*Stated goal*:
Give an exact transcription of every line, dropping the images.

[BEGIN Materials provided]

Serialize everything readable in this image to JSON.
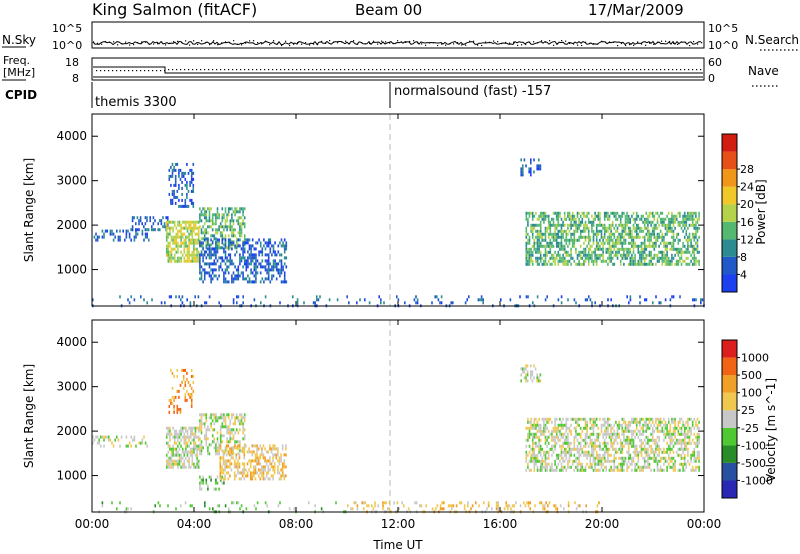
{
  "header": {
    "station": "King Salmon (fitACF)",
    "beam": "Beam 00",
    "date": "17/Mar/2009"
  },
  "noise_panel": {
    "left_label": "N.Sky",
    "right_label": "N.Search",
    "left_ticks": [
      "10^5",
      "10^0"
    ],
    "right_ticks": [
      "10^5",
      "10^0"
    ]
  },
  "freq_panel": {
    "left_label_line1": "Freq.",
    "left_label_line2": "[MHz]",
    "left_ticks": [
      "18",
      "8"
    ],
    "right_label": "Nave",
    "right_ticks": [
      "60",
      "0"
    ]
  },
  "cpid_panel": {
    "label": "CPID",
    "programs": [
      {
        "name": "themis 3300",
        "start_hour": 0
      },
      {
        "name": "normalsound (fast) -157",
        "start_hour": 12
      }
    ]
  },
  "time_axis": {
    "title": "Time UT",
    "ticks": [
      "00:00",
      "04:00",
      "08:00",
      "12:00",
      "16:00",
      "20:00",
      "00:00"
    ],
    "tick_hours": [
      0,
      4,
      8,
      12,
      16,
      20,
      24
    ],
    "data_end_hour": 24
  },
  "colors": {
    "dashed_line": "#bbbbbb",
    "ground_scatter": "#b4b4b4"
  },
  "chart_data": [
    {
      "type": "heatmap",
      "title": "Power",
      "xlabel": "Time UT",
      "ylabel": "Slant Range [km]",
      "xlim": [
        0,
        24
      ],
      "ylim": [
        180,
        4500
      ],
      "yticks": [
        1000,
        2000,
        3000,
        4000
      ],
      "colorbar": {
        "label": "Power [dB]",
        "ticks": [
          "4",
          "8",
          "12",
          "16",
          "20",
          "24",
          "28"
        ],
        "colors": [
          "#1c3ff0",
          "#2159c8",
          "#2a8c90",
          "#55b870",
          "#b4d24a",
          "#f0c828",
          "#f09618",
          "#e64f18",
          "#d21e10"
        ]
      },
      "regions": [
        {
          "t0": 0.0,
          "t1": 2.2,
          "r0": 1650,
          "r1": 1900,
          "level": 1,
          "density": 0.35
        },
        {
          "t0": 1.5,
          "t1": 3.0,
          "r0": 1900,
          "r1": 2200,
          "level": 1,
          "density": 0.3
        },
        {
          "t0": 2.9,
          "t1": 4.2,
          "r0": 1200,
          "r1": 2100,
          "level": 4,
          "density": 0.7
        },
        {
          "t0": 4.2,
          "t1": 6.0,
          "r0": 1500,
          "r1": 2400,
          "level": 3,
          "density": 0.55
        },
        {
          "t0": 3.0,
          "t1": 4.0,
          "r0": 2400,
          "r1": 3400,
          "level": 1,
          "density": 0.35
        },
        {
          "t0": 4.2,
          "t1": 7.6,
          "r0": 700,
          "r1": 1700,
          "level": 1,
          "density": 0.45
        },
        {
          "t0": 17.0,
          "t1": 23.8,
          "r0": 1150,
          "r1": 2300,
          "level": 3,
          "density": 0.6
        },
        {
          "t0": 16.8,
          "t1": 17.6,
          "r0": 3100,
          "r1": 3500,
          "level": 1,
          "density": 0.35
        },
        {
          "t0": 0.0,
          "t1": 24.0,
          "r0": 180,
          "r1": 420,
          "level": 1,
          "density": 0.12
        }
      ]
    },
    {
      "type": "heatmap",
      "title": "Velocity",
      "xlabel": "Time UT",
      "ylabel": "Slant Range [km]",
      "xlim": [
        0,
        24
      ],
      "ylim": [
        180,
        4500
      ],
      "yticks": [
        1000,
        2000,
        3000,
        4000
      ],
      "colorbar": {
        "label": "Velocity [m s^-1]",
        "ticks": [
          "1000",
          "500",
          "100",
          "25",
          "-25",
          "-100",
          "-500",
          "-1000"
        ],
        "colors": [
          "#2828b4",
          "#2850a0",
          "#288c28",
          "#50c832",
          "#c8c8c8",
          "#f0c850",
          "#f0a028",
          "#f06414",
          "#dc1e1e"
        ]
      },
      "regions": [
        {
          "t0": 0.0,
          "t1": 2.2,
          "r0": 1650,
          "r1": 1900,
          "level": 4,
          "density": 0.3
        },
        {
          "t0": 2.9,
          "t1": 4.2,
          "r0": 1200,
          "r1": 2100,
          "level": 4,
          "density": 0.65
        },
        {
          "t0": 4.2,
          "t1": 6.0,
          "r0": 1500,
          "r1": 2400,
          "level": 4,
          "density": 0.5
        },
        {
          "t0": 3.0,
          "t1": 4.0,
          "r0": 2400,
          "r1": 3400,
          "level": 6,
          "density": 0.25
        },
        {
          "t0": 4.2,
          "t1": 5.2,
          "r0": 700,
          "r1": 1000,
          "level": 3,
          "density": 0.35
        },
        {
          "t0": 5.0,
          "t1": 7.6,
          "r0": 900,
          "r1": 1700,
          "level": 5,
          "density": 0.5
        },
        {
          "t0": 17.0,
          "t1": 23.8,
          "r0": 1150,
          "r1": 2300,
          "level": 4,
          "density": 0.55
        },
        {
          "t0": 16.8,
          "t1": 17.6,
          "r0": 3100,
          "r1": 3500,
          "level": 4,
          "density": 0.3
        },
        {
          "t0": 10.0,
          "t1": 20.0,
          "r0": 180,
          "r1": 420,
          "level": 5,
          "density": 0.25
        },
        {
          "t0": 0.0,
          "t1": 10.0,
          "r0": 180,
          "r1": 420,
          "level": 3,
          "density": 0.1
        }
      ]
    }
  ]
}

[END Materials provided]

*The completed task*:
Serialize everything readable in this image to JSON.
{
  "header": {
    "station": "King Salmon (fitACF)",
    "beam": "Beam 00",
    "date": "17/Mar/2009"
  },
  "noise_panel": {
    "left_label": "N.Sky",
    "right_label": "N.Search",
    "left_ticks": [
      "10^5",
      "10^0"
    ],
    "right_ticks": [
      "10^5",
      "10^0"
    ]
  },
  "freq_panel": {
    "left_label_line1": "Freq.",
    "left_label_line2": "[MHz]",
    "left_ticks": [
      "18",
      "8"
    ],
    "right_label": "Nave",
    "right_ticks": [
      "60",
      "0"
    ]
  },
  "cpid_panel": {
    "label": "CPID",
    "programs": [
      {
        "name": "themis 3300",
        "start_hour": 0
      },
      {
        "name": "normalsound (fast) -157",
        "start_hour": 12
      }
    ]
  },
  "time_axis": {
    "title": "Time UT",
    "ticks": [
      "00:00",
      "04:00",
      "08:00",
      "12:00",
      "16:00",
      "20:00",
      "00:00"
    ],
    "tick_hours": [
      0,
      4,
      8,
      12,
      16,
      20,
      24
    ],
    "data_end_hour": 24
  },
  "colors": {
    "dashed_line": "#bbbbbb",
    "ground_scatter": "#b4b4b4"
  },
  "chart_data": [
    {
      "type": "heatmap",
      "title": "Power",
      "xlabel": "Time UT",
      "ylabel": "Slant Range [km]",
      "xlim": [
        0,
        24
      ],
      "ylim": [
        180,
        4500
      ],
      "yticks": [
        1000,
        2000,
        3000,
        4000
      ],
      "colorbar": {
        "label": "Power [dB]",
        "ticks": [
          "4",
          "8",
          "12",
          "16",
          "20",
          "24",
          "28"
        ],
        "colors": [
          "#1c3ff0",
          "#2159c8",
          "#2a8c90",
          "#55b870",
          "#b4d24a",
          "#f0c828",
          "#f09618",
          "#e64f18",
          "#d21e10"
        ]
      },
      "regions": [
        {
          "t0": 0.0,
          "t1": 2.2,
          "r0": 1650,
          "r1": 1900,
          "level": 1,
          "density": 0.35
        },
        {
          "t0": 1.5,
          "t1": 3.0,
          "r0": 1900,
          "r1": 2200,
          "level": 1,
          "density": 0.3
        },
        {
          "t0": 2.9,
          "t1": 4.2,
          "r0": 1200,
          "r1": 2100,
          "level": 4,
          "density": 0.7
        },
        {
          "t0": 4.2,
          "t1": 6.0,
          "r0": 1500,
          "r1": 2400,
          "level": 3,
          "density": 0.55
        },
        {
          "t0": 3.0,
          "t1": 4.0,
          "r0": 2400,
          "r1": 3400,
          "level": 1,
          "density": 0.35
        },
        {
          "t0": 4.2,
          "t1": 7.6,
          "r0": 700,
          "r1": 1700,
          "level": 1,
          "density": 0.45
        },
        {
          "t0": 17.0,
          "t1": 23.8,
          "r0": 1150,
          "r1": 2300,
          "level": 3,
          "density": 0.6
        },
        {
          "t0": 16.8,
          "t1": 17.6,
          "r0": 3100,
          "r1": 3500,
          "level": 1,
          "density": 0.35
        },
        {
          "t0": 0.0,
          "t1": 24.0,
          "r0": 180,
          "r1": 420,
          "level": 1,
          "density": 0.12
        }
      ]
    },
    {
      "type": "heatmap",
      "title": "Velocity",
      "xlabel": "Time UT",
      "ylabel": "Slant Range [km]",
      "xlim": [
        0,
        24
      ],
      "ylim": [
        180,
        4500
      ],
      "yticks": [
        1000,
        2000,
        3000,
        4000
      ],
      "colorbar": {
        "label": "Velocity [m s^-1]",
        "ticks": [
          "1000",
          "500",
          "100",
          "25",
          "-25",
          "-100",
          "-500",
          "-1000"
        ],
        "colors": [
          "#2828b4",
          "#2850a0",
          "#288c28",
          "#50c832",
          "#c8c8c8",
          "#f0c850",
          "#f0a028",
          "#f06414",
          "#dc1e1e"
        ]
      },
      "regions": [
        {
          "t0": 0.0,
          "t1": 2.2,
          "r0": 1650,
          "r1": 1900,
          "level": 4,
          "density": 0.3
        },
        {
          "t0": 2.9,
          "t1": 4.2,
          "r0": 1200,
          "r1": 2100,
          "level": 4,
          "density": 0.65
        },
        {
          "t0": 4.2,
          "t1": 6.0,
          "r0": 1500,
          "r1": 2400,
          "level": 4,
          "density": 0.5
        },
        {
          "t0": 3.0,
          "t1": 4.0,
          "r0": 2400,
          "r1": 3400,
          "level": 6,
          "density": 0.25
        },
        {
          "t0": 4.2,
          "t1": 5.2,
          "r0": 700,
          "r1": 1000,
          "level": 3,
          "density": 0.35
        },
        {
          "t0": 5.0,
          "t1": 7.6,
          "r0": 900,
          "r1": 1700,
          "level": 5,
          "density": 0.5
        },
        {
          "t0": 17.0,
          "t1": 23.8,
          "r0": 1150,
          "r1": 2300,
          "level": 4,
          "density": 0.55
        },
        {
          "t0": 16.8,
          "t1": 17.6,
          "r0": 3100,
          "r1": 3500,
          "level": 4,
          "density": 0.3
        },
        {
          "t0": 10.0,
          "t1": 20.0,
          "r0": 180,
          "r1": 420,
          "level": 5,
          "density": 0.25
        },
        {
          "t0": 0.0,
          "t1": 10.0,
          "r0": 180,
          "r1": 420,
          "level": 3,
          "density": 0.1
        }
      ]
    }
  ]
}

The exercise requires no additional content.